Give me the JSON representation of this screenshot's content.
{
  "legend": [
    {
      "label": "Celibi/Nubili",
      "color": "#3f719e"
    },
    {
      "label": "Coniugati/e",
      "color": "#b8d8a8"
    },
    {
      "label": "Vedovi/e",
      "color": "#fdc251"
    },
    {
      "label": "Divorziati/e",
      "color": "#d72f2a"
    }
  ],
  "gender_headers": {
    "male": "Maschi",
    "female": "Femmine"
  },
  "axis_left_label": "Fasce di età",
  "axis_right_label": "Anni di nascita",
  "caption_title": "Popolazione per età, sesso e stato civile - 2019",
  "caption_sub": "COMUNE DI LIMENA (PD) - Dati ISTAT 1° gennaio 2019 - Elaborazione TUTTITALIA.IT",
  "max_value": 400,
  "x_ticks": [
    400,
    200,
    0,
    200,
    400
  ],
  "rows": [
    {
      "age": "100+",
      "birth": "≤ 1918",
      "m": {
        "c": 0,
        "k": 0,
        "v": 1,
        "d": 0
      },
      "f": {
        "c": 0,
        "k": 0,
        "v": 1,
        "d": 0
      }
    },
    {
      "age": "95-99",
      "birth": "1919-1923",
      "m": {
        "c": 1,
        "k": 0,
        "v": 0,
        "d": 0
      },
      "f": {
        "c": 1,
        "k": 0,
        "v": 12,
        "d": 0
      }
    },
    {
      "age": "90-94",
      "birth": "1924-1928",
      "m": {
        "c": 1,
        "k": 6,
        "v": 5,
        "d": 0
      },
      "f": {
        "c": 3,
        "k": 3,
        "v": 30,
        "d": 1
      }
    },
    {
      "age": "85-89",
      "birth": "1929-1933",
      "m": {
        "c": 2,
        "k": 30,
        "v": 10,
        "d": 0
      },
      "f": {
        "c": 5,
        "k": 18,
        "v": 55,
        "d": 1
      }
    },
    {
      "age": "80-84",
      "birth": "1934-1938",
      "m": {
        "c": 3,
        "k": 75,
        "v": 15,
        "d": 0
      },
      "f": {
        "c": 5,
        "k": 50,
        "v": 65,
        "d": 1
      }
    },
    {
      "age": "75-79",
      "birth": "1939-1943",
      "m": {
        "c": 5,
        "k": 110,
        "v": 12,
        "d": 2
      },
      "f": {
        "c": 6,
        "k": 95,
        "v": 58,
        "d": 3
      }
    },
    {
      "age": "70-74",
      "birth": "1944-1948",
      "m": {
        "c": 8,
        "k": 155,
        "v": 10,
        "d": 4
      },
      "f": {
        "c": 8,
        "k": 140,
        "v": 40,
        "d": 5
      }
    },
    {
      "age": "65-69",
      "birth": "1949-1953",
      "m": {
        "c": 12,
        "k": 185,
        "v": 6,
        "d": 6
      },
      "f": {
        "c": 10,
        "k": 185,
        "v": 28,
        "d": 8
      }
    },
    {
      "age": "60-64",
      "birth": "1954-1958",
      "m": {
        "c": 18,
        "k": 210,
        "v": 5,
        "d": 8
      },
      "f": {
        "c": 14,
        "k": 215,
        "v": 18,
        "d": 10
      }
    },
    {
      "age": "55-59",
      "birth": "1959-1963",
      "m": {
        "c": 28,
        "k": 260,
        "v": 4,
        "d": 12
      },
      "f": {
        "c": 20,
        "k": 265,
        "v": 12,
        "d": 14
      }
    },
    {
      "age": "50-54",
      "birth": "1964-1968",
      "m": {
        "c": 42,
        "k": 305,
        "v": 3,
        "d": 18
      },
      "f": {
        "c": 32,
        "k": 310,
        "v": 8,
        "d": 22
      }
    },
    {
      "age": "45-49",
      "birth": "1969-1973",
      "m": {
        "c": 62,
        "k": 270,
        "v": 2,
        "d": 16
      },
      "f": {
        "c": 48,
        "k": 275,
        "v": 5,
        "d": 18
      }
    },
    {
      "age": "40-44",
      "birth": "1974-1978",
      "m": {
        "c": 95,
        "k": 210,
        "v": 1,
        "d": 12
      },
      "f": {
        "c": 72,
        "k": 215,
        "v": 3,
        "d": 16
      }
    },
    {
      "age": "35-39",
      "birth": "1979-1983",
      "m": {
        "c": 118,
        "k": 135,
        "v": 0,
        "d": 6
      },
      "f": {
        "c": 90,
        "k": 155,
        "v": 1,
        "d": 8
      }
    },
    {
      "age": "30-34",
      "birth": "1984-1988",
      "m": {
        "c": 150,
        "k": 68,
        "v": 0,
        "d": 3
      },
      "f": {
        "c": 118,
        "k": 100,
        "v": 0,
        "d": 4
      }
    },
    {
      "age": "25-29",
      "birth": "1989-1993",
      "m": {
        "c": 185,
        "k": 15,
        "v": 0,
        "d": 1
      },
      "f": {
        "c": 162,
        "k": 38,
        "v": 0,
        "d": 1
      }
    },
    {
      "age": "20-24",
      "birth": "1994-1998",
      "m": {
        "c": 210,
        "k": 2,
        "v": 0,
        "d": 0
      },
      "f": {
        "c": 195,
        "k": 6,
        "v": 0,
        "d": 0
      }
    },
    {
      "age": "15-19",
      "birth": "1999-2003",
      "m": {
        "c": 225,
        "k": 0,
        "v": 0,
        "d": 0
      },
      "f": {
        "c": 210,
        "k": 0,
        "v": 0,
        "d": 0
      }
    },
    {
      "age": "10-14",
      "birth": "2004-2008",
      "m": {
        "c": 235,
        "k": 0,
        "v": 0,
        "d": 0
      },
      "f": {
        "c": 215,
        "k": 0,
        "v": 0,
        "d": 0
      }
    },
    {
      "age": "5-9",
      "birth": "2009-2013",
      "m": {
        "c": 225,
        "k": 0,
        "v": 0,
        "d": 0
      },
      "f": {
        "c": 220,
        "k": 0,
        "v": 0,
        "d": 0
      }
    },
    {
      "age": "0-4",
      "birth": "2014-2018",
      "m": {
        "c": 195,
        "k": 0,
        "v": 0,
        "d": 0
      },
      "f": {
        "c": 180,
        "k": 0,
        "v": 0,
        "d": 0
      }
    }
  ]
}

######

→ YOUR GOAL
Copy out every line in the entries above that holds "color".

→ CORRECT OUTPUT
      "color": "#3f719e"
      "color": "#b8d8a8"
      "color": "#fdc251"
      "color": "#d72f2a"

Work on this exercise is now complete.